(Excerpts from a figure dataset)
──────────────────────────────

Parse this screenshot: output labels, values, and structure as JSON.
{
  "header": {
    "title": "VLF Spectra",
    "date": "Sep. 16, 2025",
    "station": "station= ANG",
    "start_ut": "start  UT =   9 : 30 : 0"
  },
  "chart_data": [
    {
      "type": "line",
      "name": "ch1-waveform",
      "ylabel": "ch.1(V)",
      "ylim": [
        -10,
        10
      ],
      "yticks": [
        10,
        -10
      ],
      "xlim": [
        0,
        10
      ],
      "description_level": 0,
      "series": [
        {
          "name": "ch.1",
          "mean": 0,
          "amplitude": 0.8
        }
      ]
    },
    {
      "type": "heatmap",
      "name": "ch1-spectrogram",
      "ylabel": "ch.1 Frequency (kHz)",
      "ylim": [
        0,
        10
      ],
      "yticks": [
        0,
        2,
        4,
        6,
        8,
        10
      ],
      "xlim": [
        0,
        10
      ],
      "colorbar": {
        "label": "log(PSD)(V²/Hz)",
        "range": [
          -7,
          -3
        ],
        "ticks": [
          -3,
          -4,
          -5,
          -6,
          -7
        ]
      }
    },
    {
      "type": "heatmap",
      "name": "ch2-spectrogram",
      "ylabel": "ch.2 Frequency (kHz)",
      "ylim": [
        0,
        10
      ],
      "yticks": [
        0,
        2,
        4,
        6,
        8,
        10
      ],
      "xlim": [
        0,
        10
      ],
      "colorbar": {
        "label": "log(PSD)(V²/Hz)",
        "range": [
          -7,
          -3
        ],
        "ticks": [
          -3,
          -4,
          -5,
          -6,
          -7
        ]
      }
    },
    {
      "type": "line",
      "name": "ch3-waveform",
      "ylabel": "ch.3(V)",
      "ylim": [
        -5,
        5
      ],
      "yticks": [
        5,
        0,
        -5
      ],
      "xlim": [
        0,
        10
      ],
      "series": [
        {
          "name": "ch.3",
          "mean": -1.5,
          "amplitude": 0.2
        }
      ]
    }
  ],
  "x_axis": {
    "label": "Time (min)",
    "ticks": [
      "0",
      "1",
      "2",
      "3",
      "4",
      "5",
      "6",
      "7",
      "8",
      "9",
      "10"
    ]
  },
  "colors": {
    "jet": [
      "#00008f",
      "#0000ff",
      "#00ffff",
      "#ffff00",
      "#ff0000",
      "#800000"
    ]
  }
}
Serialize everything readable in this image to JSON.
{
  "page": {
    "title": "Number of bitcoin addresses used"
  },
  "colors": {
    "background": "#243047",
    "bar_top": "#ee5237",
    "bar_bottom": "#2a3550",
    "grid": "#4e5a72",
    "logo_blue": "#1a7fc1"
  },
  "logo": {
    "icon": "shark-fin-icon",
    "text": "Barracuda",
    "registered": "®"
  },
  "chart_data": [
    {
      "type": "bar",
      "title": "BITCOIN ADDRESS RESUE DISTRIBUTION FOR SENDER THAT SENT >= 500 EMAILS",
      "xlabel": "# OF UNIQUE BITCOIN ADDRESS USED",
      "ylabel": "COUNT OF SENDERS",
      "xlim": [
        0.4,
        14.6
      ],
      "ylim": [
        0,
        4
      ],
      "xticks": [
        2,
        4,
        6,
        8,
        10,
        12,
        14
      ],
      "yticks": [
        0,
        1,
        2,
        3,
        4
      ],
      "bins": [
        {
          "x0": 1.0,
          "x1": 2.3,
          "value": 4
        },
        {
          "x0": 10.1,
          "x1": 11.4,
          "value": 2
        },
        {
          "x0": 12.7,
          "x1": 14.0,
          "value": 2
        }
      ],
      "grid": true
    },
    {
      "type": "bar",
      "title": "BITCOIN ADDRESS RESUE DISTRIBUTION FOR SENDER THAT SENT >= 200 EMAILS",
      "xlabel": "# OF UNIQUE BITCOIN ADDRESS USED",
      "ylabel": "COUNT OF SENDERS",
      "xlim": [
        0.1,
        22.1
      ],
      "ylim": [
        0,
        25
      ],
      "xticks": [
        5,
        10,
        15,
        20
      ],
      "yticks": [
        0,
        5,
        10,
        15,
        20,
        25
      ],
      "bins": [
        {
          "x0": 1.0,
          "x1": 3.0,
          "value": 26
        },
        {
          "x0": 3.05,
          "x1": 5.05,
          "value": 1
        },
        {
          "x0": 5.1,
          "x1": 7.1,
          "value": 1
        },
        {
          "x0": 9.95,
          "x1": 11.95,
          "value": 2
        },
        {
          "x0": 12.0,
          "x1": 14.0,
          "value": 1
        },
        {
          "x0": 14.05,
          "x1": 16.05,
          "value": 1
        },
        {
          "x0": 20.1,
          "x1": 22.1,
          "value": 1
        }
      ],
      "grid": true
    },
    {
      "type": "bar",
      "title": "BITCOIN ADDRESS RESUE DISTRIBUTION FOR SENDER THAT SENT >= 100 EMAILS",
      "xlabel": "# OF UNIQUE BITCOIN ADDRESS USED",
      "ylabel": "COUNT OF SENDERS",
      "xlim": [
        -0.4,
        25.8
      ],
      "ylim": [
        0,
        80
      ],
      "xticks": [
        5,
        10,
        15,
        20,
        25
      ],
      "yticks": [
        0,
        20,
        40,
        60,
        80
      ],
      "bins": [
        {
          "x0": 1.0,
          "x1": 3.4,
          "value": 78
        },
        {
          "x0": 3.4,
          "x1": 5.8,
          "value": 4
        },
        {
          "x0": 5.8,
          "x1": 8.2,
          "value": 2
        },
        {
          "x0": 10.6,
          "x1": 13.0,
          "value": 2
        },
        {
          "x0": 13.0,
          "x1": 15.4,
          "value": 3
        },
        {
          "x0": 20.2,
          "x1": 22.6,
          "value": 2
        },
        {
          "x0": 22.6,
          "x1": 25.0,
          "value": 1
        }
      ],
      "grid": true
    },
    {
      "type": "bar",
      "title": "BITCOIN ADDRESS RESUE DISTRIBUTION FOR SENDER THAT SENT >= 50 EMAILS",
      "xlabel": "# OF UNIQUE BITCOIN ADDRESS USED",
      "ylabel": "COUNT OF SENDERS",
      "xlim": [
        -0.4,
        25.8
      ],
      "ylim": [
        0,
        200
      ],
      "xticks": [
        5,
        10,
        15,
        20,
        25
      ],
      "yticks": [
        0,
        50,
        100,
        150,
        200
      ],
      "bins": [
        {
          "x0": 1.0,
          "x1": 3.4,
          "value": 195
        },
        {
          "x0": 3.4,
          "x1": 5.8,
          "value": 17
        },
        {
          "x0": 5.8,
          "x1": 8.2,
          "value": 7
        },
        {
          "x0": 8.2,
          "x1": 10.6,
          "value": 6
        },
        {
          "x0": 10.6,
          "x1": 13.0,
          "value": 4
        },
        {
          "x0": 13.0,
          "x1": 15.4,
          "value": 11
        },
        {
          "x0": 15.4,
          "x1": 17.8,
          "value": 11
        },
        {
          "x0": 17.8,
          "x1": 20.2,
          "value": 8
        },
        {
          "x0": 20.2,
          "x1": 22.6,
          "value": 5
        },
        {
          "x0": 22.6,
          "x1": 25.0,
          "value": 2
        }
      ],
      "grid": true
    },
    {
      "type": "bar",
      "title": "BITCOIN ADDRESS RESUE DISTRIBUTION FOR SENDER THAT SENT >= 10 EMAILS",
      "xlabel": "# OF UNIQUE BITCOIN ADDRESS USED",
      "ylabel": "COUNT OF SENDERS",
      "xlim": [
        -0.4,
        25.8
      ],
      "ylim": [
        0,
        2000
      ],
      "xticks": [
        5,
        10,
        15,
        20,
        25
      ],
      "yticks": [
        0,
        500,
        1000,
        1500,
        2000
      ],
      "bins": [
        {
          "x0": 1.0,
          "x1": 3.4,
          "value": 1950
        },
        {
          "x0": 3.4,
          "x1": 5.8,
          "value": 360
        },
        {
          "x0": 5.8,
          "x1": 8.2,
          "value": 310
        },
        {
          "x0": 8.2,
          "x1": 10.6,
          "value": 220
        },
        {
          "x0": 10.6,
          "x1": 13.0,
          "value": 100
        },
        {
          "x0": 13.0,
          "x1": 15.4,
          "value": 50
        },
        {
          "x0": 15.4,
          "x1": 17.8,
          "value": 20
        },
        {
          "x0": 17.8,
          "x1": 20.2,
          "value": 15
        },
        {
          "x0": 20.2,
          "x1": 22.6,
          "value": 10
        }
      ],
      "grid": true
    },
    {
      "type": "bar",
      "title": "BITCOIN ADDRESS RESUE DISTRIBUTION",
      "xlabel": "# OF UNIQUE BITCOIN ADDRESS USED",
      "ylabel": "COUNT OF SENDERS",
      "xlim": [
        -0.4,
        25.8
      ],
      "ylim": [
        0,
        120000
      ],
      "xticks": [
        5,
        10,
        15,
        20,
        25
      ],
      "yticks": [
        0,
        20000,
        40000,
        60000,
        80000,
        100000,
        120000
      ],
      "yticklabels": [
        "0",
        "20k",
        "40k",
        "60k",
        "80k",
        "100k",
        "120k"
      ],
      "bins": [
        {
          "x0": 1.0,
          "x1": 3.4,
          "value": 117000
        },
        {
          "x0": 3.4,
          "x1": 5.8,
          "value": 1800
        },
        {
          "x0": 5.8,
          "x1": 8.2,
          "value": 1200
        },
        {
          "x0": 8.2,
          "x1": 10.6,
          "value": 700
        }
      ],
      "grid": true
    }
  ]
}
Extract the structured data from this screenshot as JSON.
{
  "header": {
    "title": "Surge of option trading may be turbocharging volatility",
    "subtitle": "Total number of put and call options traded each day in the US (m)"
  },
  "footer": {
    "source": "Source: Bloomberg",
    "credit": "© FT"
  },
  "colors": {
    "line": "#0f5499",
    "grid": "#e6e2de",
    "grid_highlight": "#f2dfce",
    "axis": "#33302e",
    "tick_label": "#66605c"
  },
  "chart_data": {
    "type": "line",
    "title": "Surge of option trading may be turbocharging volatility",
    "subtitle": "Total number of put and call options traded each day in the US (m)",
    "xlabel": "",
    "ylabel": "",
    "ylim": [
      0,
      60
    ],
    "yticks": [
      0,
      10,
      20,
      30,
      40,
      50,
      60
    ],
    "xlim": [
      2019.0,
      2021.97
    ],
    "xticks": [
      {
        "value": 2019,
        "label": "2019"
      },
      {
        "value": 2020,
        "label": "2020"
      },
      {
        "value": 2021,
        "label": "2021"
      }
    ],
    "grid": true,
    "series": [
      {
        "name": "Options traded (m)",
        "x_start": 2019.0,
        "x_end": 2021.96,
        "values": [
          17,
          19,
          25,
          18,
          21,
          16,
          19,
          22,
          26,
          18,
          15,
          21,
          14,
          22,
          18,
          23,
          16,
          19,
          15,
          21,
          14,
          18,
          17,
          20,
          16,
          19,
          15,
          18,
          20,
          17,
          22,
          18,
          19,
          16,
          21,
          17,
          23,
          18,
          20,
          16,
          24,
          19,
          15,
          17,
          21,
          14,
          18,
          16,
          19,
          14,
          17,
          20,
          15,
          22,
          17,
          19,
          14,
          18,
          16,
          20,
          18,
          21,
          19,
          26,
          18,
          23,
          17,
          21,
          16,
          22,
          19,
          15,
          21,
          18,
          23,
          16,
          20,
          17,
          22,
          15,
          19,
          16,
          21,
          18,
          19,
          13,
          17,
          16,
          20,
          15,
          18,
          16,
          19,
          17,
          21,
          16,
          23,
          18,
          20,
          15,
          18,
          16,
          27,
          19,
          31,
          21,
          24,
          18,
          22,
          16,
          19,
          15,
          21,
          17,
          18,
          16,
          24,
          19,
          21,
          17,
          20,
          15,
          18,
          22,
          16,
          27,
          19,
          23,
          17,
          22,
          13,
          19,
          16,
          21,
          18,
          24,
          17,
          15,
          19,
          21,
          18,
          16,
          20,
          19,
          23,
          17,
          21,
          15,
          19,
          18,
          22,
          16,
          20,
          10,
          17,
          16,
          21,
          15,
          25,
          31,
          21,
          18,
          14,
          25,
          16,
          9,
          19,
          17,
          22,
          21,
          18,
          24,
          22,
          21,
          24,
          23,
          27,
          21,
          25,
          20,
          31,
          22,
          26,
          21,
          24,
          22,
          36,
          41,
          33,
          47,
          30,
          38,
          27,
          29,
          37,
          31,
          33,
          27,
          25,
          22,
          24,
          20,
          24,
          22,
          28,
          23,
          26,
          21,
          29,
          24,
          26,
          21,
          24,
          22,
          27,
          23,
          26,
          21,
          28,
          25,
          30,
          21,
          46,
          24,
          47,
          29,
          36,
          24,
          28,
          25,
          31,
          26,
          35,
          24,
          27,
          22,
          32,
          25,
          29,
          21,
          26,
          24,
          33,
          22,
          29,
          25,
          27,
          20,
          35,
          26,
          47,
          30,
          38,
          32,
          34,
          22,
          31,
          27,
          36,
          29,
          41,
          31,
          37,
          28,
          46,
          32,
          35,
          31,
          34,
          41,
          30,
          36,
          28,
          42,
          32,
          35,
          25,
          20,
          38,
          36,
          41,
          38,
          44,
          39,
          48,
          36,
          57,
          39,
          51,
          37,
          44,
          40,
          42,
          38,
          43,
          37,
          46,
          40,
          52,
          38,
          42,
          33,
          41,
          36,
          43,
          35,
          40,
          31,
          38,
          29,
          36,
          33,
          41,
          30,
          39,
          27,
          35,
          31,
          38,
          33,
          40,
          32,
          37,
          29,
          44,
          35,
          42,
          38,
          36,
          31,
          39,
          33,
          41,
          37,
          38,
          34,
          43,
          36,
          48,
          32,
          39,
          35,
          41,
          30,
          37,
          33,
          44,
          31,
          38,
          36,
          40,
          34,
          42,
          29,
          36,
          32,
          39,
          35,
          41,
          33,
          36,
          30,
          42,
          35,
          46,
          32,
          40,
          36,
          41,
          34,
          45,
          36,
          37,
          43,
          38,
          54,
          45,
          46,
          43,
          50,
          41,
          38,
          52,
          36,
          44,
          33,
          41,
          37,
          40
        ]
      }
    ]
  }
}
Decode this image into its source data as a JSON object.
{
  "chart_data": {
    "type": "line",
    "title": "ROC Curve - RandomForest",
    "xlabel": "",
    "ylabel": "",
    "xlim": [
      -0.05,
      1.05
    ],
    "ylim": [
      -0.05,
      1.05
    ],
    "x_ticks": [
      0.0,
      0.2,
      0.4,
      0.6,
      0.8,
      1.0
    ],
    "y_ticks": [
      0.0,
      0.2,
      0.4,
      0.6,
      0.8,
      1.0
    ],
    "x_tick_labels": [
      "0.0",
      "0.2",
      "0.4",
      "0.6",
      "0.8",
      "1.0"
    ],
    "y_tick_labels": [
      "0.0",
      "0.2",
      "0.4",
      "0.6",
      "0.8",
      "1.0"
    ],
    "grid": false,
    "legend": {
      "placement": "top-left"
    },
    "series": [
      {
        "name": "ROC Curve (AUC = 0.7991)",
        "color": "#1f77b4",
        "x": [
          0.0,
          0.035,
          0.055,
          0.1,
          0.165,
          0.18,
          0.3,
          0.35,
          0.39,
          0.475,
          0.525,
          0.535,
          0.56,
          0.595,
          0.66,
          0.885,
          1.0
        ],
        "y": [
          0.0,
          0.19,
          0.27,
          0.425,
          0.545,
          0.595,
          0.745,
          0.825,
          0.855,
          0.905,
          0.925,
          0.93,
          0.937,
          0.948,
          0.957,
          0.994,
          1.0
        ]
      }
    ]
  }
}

──────────────────────────────

§ **Exercise description**:
Go through the entries and return each line where the word "image" appears.

§ **Finished answer**:
Serialize everything readable in this image to JSON.
Decode this image into its source data as a JSON object.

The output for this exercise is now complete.